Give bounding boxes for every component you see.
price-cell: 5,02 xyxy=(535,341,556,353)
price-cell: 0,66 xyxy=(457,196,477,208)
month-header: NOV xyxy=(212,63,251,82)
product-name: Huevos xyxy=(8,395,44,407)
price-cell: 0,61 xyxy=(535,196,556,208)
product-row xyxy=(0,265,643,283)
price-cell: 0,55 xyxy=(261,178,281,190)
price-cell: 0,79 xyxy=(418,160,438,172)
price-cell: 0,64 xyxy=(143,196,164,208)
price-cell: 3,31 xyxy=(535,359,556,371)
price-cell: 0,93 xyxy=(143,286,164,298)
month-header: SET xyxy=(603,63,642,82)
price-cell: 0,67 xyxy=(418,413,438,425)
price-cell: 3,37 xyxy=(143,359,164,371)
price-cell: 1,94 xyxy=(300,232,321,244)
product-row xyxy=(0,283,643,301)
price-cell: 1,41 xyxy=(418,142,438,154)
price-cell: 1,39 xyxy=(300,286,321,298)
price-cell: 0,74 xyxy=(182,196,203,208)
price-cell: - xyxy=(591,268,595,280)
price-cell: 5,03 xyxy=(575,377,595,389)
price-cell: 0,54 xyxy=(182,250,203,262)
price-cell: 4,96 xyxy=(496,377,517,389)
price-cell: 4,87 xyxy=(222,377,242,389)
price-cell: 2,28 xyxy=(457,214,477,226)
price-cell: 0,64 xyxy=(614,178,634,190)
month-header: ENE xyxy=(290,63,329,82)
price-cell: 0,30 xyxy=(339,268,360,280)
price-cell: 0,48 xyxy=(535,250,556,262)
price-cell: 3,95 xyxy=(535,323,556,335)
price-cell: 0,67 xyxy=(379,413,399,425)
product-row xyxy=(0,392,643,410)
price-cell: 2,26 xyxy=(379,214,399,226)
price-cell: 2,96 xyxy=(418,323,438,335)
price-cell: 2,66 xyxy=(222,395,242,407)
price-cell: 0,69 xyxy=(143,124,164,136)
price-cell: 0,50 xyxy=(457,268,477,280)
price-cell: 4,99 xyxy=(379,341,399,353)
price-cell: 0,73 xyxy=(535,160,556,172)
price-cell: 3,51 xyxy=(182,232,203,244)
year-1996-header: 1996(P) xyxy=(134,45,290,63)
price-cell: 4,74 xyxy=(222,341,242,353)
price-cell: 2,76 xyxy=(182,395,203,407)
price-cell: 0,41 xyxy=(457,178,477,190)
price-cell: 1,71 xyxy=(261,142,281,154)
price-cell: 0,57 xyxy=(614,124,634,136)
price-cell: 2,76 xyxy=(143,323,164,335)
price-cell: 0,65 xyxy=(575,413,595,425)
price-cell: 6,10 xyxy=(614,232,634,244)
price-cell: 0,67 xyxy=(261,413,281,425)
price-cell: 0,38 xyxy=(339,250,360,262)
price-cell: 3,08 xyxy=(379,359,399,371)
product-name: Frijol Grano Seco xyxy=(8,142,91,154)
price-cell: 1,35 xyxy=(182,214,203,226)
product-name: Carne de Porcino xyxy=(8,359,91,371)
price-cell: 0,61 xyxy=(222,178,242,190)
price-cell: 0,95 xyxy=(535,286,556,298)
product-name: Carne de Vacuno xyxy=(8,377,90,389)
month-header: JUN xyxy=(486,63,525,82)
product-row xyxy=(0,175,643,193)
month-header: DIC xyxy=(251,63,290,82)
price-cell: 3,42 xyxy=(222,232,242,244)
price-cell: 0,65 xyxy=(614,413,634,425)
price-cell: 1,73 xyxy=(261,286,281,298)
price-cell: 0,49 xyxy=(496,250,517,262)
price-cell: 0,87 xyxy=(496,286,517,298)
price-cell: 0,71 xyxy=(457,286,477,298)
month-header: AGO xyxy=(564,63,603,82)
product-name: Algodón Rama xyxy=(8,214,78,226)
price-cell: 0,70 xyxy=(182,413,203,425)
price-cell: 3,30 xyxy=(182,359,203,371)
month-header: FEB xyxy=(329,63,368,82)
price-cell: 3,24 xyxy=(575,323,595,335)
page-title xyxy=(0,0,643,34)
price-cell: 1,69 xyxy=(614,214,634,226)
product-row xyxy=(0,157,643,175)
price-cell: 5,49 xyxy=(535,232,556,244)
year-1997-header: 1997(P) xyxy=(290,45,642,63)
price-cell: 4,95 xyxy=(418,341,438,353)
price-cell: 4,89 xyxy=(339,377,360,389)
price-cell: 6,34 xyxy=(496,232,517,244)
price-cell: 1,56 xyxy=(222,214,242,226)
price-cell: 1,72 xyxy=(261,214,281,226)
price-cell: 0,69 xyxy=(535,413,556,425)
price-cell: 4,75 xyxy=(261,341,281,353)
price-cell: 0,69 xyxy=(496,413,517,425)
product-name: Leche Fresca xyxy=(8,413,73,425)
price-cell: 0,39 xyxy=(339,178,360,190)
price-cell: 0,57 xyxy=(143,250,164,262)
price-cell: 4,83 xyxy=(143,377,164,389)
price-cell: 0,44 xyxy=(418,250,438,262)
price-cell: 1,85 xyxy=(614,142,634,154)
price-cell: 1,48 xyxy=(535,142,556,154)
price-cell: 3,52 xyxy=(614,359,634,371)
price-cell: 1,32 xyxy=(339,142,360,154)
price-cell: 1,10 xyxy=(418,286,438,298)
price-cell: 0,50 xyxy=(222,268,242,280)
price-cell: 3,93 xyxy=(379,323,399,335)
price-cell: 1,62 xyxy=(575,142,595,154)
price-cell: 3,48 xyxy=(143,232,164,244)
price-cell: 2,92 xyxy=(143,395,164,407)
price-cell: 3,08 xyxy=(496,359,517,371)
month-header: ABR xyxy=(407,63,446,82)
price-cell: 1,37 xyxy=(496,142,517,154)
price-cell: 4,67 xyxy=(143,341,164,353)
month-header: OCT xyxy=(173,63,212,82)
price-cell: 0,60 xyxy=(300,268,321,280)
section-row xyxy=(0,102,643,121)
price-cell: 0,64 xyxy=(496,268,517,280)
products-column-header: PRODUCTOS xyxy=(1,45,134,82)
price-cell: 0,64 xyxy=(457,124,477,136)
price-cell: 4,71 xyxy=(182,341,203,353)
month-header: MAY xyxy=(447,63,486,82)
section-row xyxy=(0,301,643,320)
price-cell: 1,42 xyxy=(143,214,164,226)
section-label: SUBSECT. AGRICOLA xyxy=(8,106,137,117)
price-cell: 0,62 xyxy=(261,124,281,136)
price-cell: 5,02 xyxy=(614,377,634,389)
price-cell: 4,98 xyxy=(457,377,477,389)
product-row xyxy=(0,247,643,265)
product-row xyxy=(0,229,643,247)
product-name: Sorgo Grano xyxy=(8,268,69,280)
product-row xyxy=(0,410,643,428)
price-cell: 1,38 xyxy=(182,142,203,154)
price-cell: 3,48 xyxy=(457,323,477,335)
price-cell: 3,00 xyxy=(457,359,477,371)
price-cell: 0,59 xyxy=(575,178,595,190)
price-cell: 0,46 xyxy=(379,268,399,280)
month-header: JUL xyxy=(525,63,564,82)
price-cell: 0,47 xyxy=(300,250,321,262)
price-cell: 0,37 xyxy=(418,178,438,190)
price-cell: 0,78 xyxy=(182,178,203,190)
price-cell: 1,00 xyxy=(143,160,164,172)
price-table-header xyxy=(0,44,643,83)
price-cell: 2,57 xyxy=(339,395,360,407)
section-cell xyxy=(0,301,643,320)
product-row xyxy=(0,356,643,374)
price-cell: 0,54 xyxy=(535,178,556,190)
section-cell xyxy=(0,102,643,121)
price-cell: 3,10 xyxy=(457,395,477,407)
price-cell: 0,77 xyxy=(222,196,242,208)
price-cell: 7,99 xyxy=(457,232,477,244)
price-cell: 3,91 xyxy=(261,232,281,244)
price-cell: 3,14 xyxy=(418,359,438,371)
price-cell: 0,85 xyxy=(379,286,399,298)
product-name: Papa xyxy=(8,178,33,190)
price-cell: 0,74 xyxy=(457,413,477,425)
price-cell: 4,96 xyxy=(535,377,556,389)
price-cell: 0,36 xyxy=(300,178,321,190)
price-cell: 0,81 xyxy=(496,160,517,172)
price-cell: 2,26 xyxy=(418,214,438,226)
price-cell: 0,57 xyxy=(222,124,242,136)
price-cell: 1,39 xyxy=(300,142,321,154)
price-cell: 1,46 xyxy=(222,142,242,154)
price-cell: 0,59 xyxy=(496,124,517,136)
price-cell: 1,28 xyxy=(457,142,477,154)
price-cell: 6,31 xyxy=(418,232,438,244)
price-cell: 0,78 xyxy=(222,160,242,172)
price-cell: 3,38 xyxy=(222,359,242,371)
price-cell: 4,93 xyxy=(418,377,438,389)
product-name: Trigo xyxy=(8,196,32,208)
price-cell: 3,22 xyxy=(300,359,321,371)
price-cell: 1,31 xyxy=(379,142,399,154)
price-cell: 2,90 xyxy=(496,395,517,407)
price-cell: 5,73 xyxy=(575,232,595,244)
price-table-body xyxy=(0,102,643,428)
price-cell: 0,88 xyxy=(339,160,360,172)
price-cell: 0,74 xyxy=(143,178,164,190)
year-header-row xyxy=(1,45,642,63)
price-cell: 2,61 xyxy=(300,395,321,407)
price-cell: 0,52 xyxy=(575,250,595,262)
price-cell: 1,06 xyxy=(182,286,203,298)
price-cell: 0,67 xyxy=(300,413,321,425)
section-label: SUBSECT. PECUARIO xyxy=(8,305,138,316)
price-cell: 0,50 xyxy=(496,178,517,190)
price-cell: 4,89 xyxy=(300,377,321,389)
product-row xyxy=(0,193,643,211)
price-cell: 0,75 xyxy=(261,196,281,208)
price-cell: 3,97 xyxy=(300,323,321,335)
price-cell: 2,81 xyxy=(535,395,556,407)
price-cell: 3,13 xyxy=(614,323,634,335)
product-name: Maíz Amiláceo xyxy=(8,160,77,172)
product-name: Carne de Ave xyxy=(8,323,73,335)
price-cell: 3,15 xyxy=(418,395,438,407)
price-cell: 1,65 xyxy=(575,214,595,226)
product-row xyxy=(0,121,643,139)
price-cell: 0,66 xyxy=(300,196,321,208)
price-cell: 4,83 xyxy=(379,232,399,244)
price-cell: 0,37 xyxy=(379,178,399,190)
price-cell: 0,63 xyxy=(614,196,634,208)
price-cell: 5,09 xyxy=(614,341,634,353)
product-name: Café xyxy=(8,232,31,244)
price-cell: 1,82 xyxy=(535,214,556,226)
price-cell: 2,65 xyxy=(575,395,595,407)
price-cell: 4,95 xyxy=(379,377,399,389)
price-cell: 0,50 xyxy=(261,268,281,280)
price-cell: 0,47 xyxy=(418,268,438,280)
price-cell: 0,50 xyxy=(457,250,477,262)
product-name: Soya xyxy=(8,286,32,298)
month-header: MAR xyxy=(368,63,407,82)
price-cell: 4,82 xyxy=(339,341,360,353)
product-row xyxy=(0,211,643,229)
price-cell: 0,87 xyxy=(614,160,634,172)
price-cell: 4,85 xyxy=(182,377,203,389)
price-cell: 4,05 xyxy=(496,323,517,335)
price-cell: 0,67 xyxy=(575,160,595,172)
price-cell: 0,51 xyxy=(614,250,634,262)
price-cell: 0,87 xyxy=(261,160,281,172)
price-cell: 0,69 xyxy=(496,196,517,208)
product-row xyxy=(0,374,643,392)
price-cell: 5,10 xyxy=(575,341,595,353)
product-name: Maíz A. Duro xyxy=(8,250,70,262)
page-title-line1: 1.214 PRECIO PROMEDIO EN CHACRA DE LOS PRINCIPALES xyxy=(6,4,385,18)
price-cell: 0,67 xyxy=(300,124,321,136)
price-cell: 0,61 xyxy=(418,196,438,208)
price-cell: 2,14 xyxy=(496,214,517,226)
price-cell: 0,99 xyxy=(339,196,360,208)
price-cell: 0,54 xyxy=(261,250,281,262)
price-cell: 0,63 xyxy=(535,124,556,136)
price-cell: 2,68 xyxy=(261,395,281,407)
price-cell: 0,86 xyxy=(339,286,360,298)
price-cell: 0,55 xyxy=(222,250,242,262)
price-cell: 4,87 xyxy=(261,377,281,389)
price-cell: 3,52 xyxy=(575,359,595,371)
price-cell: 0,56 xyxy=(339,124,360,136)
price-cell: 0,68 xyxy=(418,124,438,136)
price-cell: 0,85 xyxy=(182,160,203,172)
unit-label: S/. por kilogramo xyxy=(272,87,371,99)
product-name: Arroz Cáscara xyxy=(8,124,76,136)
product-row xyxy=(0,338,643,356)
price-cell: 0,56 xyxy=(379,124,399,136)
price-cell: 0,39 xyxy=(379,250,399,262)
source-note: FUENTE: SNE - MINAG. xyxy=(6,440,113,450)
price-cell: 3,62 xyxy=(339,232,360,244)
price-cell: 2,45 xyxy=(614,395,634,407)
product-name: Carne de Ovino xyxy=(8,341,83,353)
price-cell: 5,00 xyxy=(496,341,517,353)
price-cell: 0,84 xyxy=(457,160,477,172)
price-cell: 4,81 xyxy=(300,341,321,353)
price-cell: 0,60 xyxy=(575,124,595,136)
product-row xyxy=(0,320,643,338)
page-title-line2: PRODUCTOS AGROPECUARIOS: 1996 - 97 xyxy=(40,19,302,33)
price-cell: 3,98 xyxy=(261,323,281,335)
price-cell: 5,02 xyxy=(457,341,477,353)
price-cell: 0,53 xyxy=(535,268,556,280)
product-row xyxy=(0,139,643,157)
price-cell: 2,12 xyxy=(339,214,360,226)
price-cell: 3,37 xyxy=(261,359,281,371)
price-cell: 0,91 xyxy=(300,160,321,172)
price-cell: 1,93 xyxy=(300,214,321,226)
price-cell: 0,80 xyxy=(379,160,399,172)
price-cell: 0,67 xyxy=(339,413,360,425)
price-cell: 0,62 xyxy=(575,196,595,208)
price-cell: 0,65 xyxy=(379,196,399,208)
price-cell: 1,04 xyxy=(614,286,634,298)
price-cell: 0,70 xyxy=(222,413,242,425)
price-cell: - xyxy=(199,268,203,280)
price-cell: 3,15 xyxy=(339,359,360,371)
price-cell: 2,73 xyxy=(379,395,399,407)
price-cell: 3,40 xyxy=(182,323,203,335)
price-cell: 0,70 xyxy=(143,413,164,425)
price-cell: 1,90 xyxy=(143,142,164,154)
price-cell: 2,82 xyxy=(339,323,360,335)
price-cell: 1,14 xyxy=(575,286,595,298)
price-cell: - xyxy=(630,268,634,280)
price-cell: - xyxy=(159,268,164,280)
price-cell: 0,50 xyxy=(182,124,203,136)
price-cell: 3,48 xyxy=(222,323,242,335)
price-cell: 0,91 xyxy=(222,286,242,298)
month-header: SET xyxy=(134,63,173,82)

· · · · ·

→ **Your objective**: Pick out and copy every line above that contains the string "title". Case counts.

→ **Result of the exercise**:
page-title xyxy=(0,0,643,34)
page-title-line1: 1.214 PRECIO PROMEDIO EN CHACRA DE LOS PRINCIPALES xyxy=(6,4,385,18)
page-title-line2: PRODUCTOS AGROPECUARIOS: 1996 - 97 xyxy=(40,19,302,33)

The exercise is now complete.